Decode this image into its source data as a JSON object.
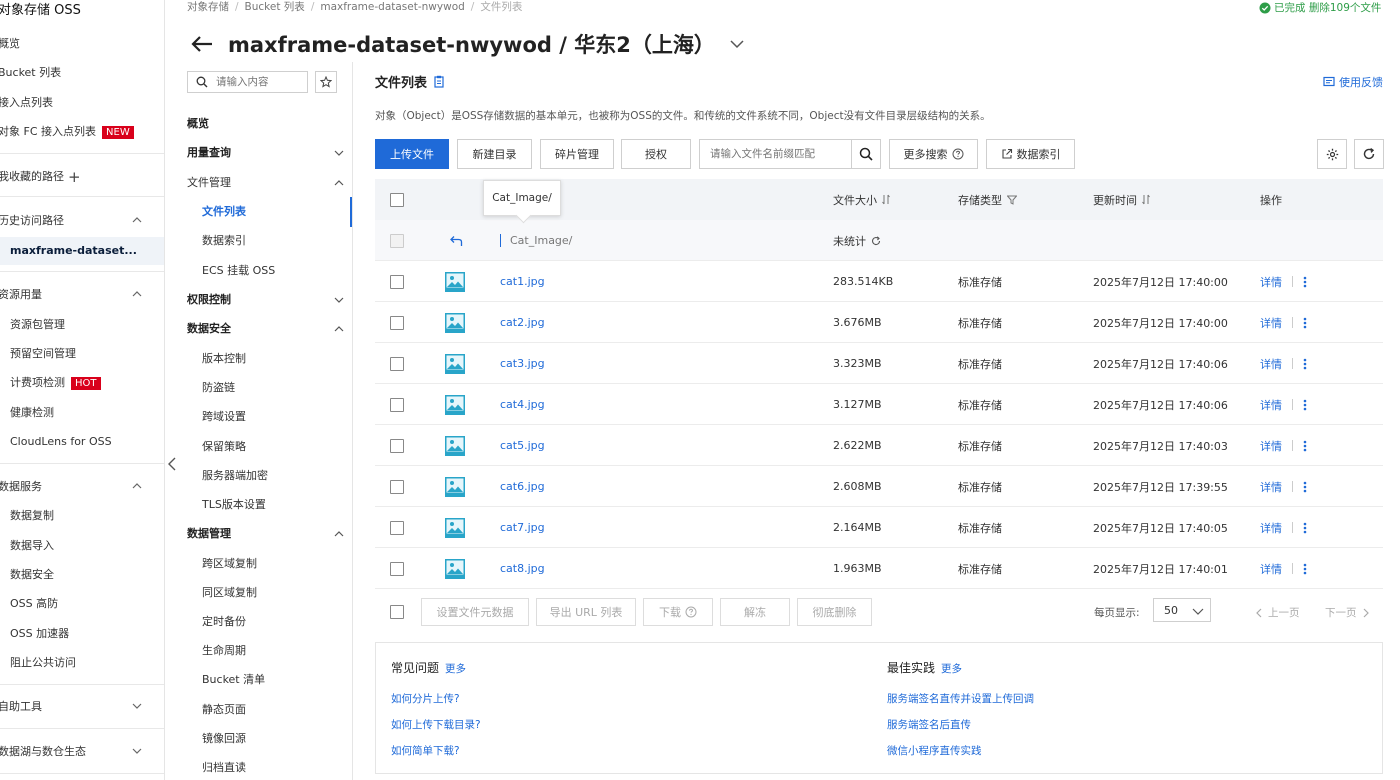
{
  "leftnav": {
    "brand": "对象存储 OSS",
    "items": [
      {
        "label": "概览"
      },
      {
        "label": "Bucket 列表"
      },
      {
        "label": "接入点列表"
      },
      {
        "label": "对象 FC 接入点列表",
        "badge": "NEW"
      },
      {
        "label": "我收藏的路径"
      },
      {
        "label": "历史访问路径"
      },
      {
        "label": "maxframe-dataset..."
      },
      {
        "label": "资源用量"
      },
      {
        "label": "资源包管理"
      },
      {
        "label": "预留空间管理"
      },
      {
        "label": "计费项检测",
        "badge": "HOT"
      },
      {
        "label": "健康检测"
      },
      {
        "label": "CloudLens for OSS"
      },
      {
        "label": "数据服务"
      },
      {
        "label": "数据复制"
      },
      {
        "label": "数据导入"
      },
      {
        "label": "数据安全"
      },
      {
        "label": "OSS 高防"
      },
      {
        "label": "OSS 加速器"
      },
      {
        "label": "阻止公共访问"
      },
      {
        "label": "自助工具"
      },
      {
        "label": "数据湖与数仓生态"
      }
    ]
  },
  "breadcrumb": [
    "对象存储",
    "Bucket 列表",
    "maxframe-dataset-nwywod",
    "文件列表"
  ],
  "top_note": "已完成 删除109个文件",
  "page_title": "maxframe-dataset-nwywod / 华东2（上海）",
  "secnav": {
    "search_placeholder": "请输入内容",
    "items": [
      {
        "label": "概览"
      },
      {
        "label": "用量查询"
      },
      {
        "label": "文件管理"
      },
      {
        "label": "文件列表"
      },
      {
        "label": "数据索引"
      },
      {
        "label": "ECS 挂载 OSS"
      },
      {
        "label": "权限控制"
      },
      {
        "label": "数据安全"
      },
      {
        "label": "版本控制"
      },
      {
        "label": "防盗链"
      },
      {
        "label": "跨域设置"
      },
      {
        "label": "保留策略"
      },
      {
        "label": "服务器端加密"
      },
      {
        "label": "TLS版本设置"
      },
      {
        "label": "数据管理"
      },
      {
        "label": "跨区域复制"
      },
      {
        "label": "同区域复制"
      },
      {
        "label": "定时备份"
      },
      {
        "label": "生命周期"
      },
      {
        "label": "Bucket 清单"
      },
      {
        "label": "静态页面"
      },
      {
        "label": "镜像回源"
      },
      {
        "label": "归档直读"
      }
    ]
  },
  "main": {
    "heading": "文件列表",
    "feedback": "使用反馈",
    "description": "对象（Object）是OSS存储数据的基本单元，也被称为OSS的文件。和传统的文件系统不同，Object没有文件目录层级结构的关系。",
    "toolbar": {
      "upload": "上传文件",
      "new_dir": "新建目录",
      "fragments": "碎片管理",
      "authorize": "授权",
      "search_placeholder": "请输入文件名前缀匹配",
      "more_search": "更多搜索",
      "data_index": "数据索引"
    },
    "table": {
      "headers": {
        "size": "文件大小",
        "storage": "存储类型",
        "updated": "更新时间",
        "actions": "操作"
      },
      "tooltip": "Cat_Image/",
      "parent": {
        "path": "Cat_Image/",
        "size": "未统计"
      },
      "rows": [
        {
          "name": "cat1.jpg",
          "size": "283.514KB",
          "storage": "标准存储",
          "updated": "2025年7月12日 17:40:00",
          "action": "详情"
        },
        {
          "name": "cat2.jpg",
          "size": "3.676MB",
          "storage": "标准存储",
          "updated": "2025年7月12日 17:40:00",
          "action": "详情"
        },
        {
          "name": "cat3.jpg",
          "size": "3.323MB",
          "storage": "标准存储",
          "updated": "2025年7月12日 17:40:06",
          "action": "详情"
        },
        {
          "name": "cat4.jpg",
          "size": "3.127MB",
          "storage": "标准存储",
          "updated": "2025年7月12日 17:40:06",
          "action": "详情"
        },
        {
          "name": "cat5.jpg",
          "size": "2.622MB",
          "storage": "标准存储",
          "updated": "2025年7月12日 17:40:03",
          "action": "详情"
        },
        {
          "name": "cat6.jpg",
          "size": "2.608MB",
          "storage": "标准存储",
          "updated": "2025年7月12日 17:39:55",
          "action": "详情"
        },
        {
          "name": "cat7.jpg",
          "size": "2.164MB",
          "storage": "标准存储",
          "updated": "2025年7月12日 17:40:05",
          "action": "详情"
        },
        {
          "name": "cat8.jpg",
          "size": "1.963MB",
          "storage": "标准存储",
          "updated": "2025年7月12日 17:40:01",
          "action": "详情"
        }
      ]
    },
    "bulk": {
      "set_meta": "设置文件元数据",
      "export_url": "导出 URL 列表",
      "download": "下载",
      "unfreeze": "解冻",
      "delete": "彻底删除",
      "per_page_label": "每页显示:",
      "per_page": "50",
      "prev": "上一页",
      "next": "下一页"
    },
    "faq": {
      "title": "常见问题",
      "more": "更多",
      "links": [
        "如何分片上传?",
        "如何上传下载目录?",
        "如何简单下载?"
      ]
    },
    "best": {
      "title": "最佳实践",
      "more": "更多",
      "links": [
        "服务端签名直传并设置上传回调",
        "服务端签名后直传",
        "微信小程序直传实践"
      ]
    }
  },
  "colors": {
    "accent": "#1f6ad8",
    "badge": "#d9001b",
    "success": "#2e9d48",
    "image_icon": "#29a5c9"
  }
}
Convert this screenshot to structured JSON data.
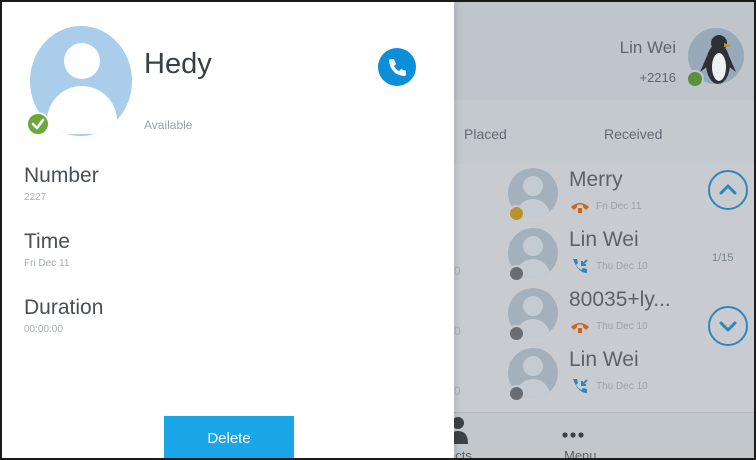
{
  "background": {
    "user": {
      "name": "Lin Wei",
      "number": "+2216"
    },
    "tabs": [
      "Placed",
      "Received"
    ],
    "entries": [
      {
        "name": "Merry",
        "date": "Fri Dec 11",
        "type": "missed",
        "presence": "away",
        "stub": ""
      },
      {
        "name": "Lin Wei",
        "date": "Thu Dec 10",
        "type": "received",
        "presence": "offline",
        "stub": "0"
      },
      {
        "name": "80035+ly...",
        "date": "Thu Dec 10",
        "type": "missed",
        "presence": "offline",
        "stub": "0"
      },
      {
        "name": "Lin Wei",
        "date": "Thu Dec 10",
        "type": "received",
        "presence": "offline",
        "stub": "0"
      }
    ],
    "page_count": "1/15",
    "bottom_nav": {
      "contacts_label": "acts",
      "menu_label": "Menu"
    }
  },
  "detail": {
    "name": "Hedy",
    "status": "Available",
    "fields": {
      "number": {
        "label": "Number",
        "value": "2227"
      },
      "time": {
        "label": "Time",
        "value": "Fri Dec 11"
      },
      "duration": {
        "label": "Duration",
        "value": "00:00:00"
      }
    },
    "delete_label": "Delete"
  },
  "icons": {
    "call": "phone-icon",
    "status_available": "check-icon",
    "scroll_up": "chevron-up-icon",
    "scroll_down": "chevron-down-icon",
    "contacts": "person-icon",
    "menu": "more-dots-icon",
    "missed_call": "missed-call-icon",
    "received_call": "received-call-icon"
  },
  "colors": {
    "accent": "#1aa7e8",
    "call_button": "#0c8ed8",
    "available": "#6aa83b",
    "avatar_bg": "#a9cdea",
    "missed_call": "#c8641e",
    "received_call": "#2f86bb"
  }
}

---+---

## Problem description:
Search the data for the string "nwywod". List each line that has it.

## Output for this task:
    "maxframe-dataset-nwywod",
  "page_title": "maxframe-dataset-nwywod / 华东2（上海）",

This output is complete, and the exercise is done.